> _THE TASK_
Extend the passage on IAA batch compression, picking up after its final sentence.

> _PASSAGE_
--- start ---
Batching is called with multiple iaa_reqs and pages, and works as
follows:

1) All input iaa_reqs are submitted to the hardware in async mode, using
   movdir64b. This enables hardware parallelism, because we don't wait
   for one compress/decompress job to finish before submitting the next
   one.

2) The iaa_reqs submitted are polled for completion statuses in a
   non-blocking manner in a while loop: each request that is still
   pending is polled once, and this repeats, until all requests have
   completed.

IAA's maximum batch-size can be queried with the following API:

  unsigned int iaa_comp_get_max_batch_size(void);

This allows swap modules such as zram to allocate required batching
dst buffers and then invoke fully asynchronous batch parallel
compression/decompression of pages/buffers on systems with Intel IAA, by
invoking these batching API, respectively:

  int iaa_comp_compress_batch(
        enum iaa_mode mode,
        struct iaa_req *reqs[],
        struct page *pages[],
        u8 *dsts[],
        unsigned int dlens[],
        int errors[],
        int nr_reqs);

  int iaa_comp_decompress_batch(
        enum iaa_mode mode,
        struct iaa_req *reqs[],
        u8 *srcs[],
        struct page *pages[],
        unsigned int slens[],
        unsigned int dlens[],
        int errors[],
        int nr_reqs);

A zram/zcomp backend_deflate_iaa.c will be submitted as a separate patch
series, and will enable single-page and batch IAA compress/decompress
ops.
--- end ---
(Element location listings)
--- start ---
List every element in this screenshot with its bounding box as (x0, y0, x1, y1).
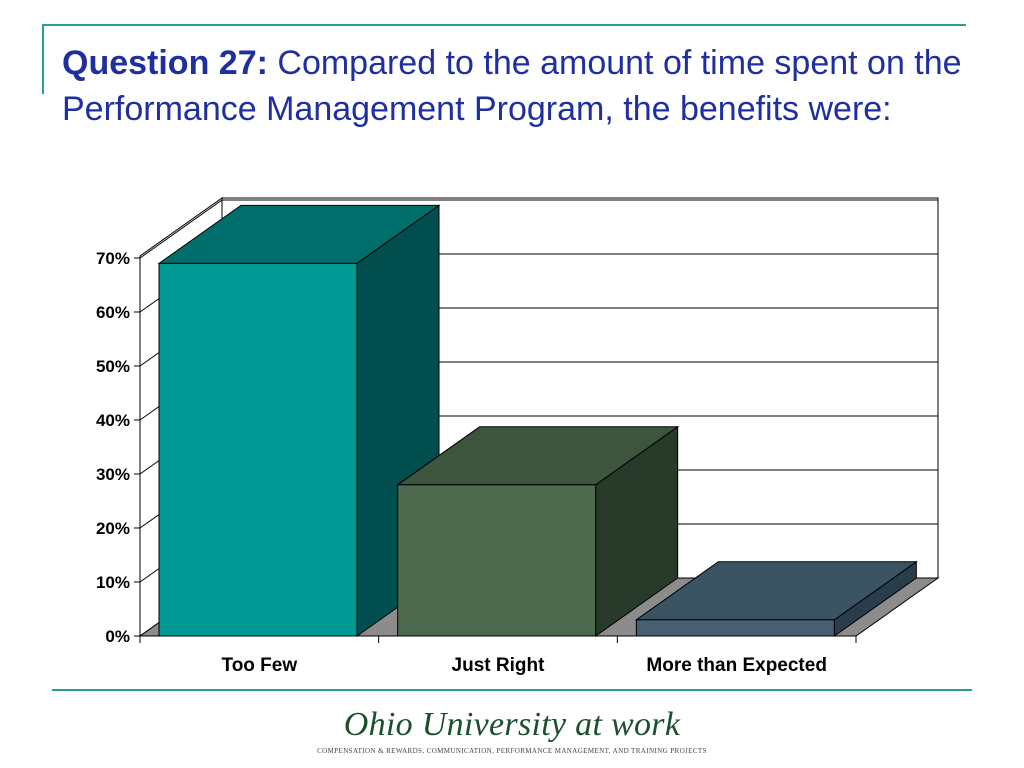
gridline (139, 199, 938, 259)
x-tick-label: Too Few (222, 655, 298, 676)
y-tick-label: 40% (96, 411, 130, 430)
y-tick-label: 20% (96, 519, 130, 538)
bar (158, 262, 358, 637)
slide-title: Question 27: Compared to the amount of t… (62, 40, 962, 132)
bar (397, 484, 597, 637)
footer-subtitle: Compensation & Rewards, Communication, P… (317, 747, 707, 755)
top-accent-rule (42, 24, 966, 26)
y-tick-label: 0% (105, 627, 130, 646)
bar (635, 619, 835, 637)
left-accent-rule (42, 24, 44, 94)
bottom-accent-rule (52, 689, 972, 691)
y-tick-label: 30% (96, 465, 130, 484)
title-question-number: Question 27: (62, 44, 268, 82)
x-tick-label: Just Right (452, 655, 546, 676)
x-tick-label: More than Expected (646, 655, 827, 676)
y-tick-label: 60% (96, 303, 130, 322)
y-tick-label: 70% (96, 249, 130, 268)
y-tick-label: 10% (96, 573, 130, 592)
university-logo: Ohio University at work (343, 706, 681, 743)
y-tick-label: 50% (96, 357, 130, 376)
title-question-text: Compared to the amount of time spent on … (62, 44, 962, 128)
--- end ---
> _RESPONSE TO THE TASK_
The zswap interface to these batching API will be done setting the
acomp_req->kernel_data to a "struct swap_batch_comp_data *" or
"struct swap_batch_decomp_data *" for batch compression/decompression
respectively, using the existing
crypto_acomp_compress()/crypto_acomp_decompress() interfaces.

The new crypto_acomp-agnostic iaa_comp_[de]compress_batch() API result
in impressive latency improvements for zswap batch [de]compression, as
compared to a crypto_acomp based batching interface, most likely because
we avoid the overhead of crypto_acomp: we observe 17.78 micro-seconds
p99 latency savings for a decompress batch of 8 with the new
iaa_comp_decompress_batch() API.

Signed-off-by: Kanchana P Sridhar <kanchana.p.sridhar@intel.com>
---
 drivers/crypto/intel/iaa/iaa_crypto.h      |  14 +
 drivers/crypto/intel/iaa/iaa_crypto_main.c | 352 ++++++++++++++++++++-
 include/linux/iaa_comp.h                   |  72 +++++
 3 files changed, 430 insertions(+), 8 deletions(-)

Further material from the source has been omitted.